(Extract provided):
[Start of Attachment]

New Zealand: Maximum size limit for eels now nationwide – Fishupdate.com
New Zealand: Maximum size limit for eels now nationwide Published: 28 March, 2007
“FURTHER measures to improve the sustainability of freshwater eels are being introduced from 1 April 2007,” New Zealand Fisheries Minister Jim Anderton announced yesterday.
A maximum size limit of four kilograms will apply to commercial fishers taking eels from the North Island and Chatham Island. The same maximum size limit has already been introduced for eels taken by commercial fishers in the South Island.
The regulation will protect large eels due to make their journey to the sea for breeding. This measure should allow more eels to breed and keep the stock sustainable,” Jim Anderton said.
People fishing for customary and recreational purposes will still be allowed to take eels over 4kg, but Im keen to hear if these fishers think the maximum size limit should also apply to them in the future, he added.

[End of Attachment]

(Tasks to carry out):
A. In the news item on eel size limits, what maximum size limit will apply to commercial fishers taking eels from the North Island and Chatham Island?
B. Reproduce the eel news item from "A maximum size" up to and including "future, he added.".

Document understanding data

[Start of Attachment]

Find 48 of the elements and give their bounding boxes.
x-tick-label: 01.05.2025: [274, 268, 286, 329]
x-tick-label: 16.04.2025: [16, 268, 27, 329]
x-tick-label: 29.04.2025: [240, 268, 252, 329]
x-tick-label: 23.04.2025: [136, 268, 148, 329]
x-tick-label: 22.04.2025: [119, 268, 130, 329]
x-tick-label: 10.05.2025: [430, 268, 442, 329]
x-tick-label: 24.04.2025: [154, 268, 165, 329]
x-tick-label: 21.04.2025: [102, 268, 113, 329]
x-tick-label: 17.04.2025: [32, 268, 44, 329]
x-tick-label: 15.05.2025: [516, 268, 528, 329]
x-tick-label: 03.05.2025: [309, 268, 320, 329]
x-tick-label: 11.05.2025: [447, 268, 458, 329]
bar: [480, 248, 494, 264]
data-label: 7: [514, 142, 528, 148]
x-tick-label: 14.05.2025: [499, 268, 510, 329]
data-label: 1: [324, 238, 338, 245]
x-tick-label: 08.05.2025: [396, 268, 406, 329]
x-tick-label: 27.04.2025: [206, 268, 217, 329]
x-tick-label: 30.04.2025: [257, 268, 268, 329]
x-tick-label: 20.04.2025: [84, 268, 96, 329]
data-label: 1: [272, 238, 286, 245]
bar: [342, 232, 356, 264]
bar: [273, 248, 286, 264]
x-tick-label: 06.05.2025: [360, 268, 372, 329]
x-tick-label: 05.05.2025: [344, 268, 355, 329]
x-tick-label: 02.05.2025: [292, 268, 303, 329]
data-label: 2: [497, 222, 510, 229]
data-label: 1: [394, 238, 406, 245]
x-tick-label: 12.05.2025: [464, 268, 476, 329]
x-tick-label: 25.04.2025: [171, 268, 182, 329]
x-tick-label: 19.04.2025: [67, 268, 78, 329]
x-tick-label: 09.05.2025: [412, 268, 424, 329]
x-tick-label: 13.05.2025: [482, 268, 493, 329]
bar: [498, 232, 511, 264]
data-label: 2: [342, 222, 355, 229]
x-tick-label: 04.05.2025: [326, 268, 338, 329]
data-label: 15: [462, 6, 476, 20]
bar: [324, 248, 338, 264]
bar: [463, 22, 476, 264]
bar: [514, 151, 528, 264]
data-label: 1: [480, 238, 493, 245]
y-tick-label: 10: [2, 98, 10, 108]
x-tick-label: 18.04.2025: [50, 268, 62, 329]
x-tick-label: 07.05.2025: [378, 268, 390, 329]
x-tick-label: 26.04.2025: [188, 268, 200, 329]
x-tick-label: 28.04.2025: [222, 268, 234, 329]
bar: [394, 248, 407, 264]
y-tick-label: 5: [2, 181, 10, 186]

[End of Attachment]

(Answers for the exercise):
A. Four kilograms.

B.
A maximum size limit of four kilograms will apply to commercial fishers taking eels from the North Island and Chatham Island. The same maximum size limit has already been introduced for eels taken by commercial fishers in the South Island.
The regulation will protect large eels due to make their journey to the sea for breeding. This measure should allow more eels to breed and keep the stock sustainable,” Jim Anderton said.
People fishing for customary and recreational purposes will still be allowed to take eels over 4kg, but Im keen to hear if these fishers think the maximum size limit should also apply to them in the future, he added.